RAW RECORDS

"""

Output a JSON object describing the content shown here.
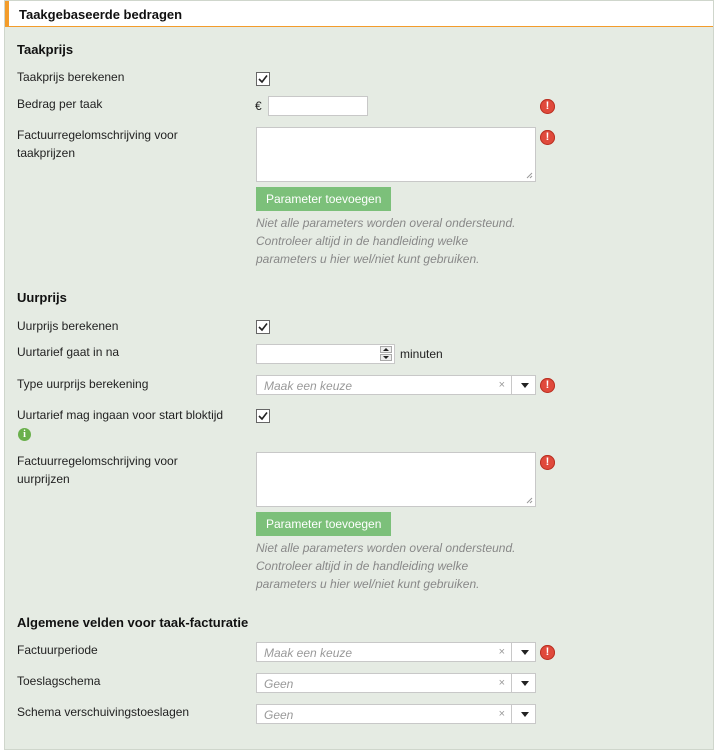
{
  "header": {
    "title": "Taakgebaseerde bedragen"
  },
  "taakprijs": {
    "section_title": "Taakprijs",
    "calc_label": "Taakprijs berekenen",
    "amount_label": "Bedrag per taak",
    "currency": "€",
    "amount_value": "",
    "desc_label_line1": "Factuurregelomschrijving voor",
    "desc_label_line2": "taakprijzen",
    "desc_value": "",
    "param_button": "Parameter toevoegen",
    "note_line1": "Niet alle parameters worden overal ondersteund.",
    "note_line2": "Controleer altijd in de handleiding welke",
    "note_line3": "parameters u hier wel/niet kunt gebruiken."
  },
  "uurprijs": {
    "section_title": "Uurprijs",
    "calc_label": "Uurprijs berekenen",
    "start_label": "Uurtarief gaat in na",
    "start_value": "",
    "start_unit": "minuten",
    "type_label": "Type uurprijs berekening",
    "type_placeholder": "Maak een keuze",
    "before_start_label": "Uurtarief mag ingaan voor start bloktijd",
    "desc_label_line1": "Factuurregelomschrijving voor",
    "desc_label_line2": "uurprijzen",
    "desc_value": "",
    "param_button": "Parameter toevoegen",
    "note_line1": "Niet alle parameters worden overal ondersteund.",
    "note_line2": "Controleer altijd in de handleiding welke",
    "note_line3": "parameters u hier wel/niet kunt gebruiken."
  },
  "algemeen": {
    "section_title": "Algemene velden voor taak-facturatie",
    "period_label": "Factuurperiode",
    "period_placeholder": "Maak een keuze",
    "surcharge_label": "Toeslagschema",
    "surcharge_value": "Geen",
    "shift_label": "Schema verschuivingstoeslagen",
    "shift_value": "Geen"
  },
  "icons": {
    "error": "error-icon",
    "info": "info-icon",
    "clear": "×",
    "checked": true
  },
  "colors": {
    "accent": "#f39c2b",
    "panel_bg": "#e5ebe3",
    "button_bg": "#7cc07a",
    "error": "#e04a3c",
    "info": "#6ab04c"
  }
}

"""

Quote everything in the listing above exactly; pictures are the only thing to omit.

Output a JSON object describing the content shown here.
{
  "header": {
    "title": "Taakgebaseerde bedragen"
  },
  "taakprijs": {
    "section_title": "Taakprijs",
    "calc_label": "Taakprijs berekenen",
    "amount_label": "Bedrag per taak",
    "currency": "€",
    "amount_value": "",
    "desc_label_line1": "Factuurregelomschrijving voor",
    "desc_label_line2": "taakprijzen",
    "desc_value": "",
    "param_button": "Parameter toevoegen",
    "note_line1": "Niet alle parameters worden overal ondersteund.",
    "note_line2": "Controleer altijd in de handleiding welke",
    "note_line3": "parameters u hier wel/niet kunt gebruiken."
  },
  "uurprijs": {
    "section_title": "Uurprijs",
    "calc_label": "Uurprijs berekenen",
    "start_label": "Uurtarief gaat in na",
    "start_value": "",
    "start_unit": "minuten",
    "type_label": "Type uurprijs berekening",
    "type_placeholder": "Maak een keuze",
    "before_start_label": "Uurtarief mag ingaan voor start bloktijd",
    "desc_label_line1": "Factuurregelomschrijving voor",
    "desc_label_line2": "uurprijzen",
    "desc_value": "",
    "param_button": "Parameter toevoegen",
    "note_line1": "Niet alle parameters worden overal ondersteund.",
    "note_line2": "Controleer altijd in de handleiding welke",
    "note_line3": "parameters u hier wel/niet kunt gebruiken."
  },
  "algemeen": {
    "section_title": "Algemene velden voor taak-facturatie",
    "period_label": "Factuurperiode",
    "period_placeholder": "Maak een keuze",
    "surcharge_label": "Toeslagschema",
    "surcharge_value": "Geen",
    "shift_label": "Schema verschuivingstoeslagen",
    "shift_value": "Geen"
  },
  "icons": {
    "error": "error-icon",
    "info": "info-icon",
    "clear": "×",
    "checked": true
  },
  "colors": {
    "accent": "#f39c2b",
    "panel_bg": "#e5ebe3",
    "button_bg": "#7cc07a",
    "error": "#e04a3c",
    "info": "#6ab04c"
  }
}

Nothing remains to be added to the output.